What is expected: From the listing below, tally the lines that include "的字形有相似之处". Return only the total.

Dataset:
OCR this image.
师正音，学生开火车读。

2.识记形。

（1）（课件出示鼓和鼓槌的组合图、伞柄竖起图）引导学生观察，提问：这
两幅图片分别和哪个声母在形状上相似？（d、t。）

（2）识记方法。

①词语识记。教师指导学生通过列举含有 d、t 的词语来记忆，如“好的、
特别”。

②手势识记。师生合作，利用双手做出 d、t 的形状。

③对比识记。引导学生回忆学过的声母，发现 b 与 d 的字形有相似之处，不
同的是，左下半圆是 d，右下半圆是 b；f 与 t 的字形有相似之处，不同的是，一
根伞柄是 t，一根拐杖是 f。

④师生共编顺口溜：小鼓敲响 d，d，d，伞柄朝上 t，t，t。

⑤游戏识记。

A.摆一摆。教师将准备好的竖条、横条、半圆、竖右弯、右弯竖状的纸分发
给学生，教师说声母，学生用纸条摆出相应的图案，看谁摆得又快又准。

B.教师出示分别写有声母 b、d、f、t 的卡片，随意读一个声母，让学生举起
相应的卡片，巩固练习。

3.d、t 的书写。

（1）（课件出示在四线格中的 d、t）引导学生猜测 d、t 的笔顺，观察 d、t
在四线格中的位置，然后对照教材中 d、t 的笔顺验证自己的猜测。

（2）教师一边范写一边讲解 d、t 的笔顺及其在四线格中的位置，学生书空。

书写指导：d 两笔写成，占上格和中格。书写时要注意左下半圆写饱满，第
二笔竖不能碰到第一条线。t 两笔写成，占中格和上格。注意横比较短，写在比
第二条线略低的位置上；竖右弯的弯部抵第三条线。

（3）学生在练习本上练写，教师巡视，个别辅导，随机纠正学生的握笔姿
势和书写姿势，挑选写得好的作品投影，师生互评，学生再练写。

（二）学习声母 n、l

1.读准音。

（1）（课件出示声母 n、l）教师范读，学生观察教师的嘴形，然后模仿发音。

Solution to the exercise: 2